(Stored data)
☆ ☆ ☆
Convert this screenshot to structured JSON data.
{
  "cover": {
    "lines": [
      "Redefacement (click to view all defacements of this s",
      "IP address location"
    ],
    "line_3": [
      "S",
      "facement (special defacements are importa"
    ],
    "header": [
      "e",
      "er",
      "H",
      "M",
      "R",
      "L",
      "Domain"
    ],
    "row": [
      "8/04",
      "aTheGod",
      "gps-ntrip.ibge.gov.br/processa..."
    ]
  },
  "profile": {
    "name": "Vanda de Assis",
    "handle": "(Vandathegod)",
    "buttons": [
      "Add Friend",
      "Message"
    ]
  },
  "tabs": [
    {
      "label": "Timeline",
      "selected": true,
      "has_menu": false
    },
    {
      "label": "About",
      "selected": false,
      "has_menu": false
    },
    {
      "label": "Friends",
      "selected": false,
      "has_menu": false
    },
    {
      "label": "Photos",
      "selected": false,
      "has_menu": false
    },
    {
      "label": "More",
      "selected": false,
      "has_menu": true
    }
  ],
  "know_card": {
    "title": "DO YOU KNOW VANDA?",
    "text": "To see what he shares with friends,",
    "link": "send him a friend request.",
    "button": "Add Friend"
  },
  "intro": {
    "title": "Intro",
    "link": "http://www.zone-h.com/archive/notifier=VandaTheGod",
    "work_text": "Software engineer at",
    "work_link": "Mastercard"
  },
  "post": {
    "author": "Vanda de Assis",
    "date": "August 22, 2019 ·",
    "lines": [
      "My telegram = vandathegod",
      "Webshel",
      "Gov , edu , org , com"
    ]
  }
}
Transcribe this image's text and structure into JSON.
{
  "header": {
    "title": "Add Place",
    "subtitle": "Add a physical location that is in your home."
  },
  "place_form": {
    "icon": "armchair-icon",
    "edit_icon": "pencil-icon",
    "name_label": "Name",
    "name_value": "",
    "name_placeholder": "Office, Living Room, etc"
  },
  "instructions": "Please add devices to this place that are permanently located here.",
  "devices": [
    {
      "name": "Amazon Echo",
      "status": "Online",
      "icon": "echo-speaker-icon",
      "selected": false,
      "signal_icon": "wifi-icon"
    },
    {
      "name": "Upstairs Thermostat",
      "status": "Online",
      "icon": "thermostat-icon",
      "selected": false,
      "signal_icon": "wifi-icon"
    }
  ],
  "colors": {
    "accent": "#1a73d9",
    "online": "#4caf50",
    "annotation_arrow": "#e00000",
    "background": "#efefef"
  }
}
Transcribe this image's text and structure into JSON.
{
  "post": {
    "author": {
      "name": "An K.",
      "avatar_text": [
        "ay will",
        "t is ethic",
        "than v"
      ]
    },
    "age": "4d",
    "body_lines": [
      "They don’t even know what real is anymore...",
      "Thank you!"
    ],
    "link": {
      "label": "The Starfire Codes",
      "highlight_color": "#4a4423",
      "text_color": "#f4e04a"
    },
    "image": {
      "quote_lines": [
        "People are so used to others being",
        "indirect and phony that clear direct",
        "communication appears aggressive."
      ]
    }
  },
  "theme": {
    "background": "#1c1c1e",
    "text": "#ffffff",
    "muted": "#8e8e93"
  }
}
☆ ☆ ☆
**PROMPT**
Write out all records exactly, keeping every detail.

**SOLUTION FOR THIS PROBLEM**
Convert this screenshot to structured JSON data.
{
  "cover": {
    "lines": [
      "Redefacement (click to view all defacements of this s",
      "IP address location"
    ],
    "line_3": [
      "S",
      "facement (special defacements are importa"
    ],
    "header": [
      "e",
      "er",
      "H",
      "M",
      "R",
      "L",
      "Domain"
    ],
    "row": [
      "8/04",
      "aTheGod",
      "gps-ntrip.ibge.gov.br/processa..."
    ]
  },
  "profile": {
    "name": "Vanda de Assis",
    "handle": "(Vandathegod)",
    "buttons": [
      "Add Friend",
      "Message"
    ]
  },
  "tabs": [
    {
      "label": "Timeline",
      "selected": true,
      "has_menu": false
    },
    {
      "label": "About",
      "selected": false,
      "has_menu": false
    },
    {
      "label": "Friends",
      "selected": false,
      "has_menu": false
    },
    {
      "label": "Photos",
      "selected": false,
      "has_menu": false
    },
    {
      "label": "More",
      "selected": false,
      "has_menu": true
    }
  ],
  "know_card": {
    "title": "DO YOU KNOW VANDA?",
    "text": "To see what he shares with friends,",
    "link": "send him a friend request.",
    "button": "Add Friend"
  },
  "intro": {
    "title": "Intro",
    "link": "http://www.zone-h.com/archive/notifier=VandaTheGod",
    "work_text": "Software engineer at",
    "work_link": "Mastercard"
  },
  "post": {
    "author": "Vanda de Assis",
    "date": "August 22, 2019 ·",
    "lines": [
      "My telegram = vandathegod",
      "Webshel",
      "Gov , edu , org , com"
    ]
  }
}
Transcribe this image's text and structure into JSON.
{
  "header": {
    "title": "Add Place",
    "subtitle": "Add a physical location that is in your home."
  },
  "place_form": {
    "icon": "armchair-icon",
    "edit_icon": "pencil-icon",
    "name_label": "Name",
    "name_value": "",
    "name_placeholder": "Office, Living Room, etc"
  },
  "instructions": "Please add devices to this place that are permanently located here.",
  "devices": [
    {
      "name": "Amazon Echo",
      "status": "Online",
      "icon": "echo-speaker-icon",
      "selected": false,
      "signal_icon": "wifi-icon"
    },
    {
      "name": "Upstairs Thermostat",
      "status": "Online",
      "icon": "thermostat-icon",
      "selected": false,
      "signal_icon": "wifi-icon"
    }
  ],
  "colors": {
    "accent": "#1a73d9",
    "online": "#4caf50",
    "annotation_arrow": "#e00000",
    "background": "#efefef"
  }
}
Transcribe this image's text and structure into JSON.
{
  "post": {
    "author": {
      "name": "An K.",
      "avatar_text": [
        "ay will",
        "t is ethic",
        "than v"
      ]
    },
    "age": "4d",
    "body_lines": [
      "They don’t even know what real is anymore...",
      "Thank you!"
    ],
    "link": {
      "label": "The Starfire Codes",
      "highlight_color": "#4a4423",
      "text_color": "#f4e04a"
    },
    "image": {
      "quote_lines": [
        "People are so used to others being",
        "indirect and phony that clear direct",
        "communication appears aggressive."
      ]
    }
  },
  "theme": {
    "background": "#1c1c1e",
    "text": "#ffffff",
    "muted": "#8e8e93"
  }
}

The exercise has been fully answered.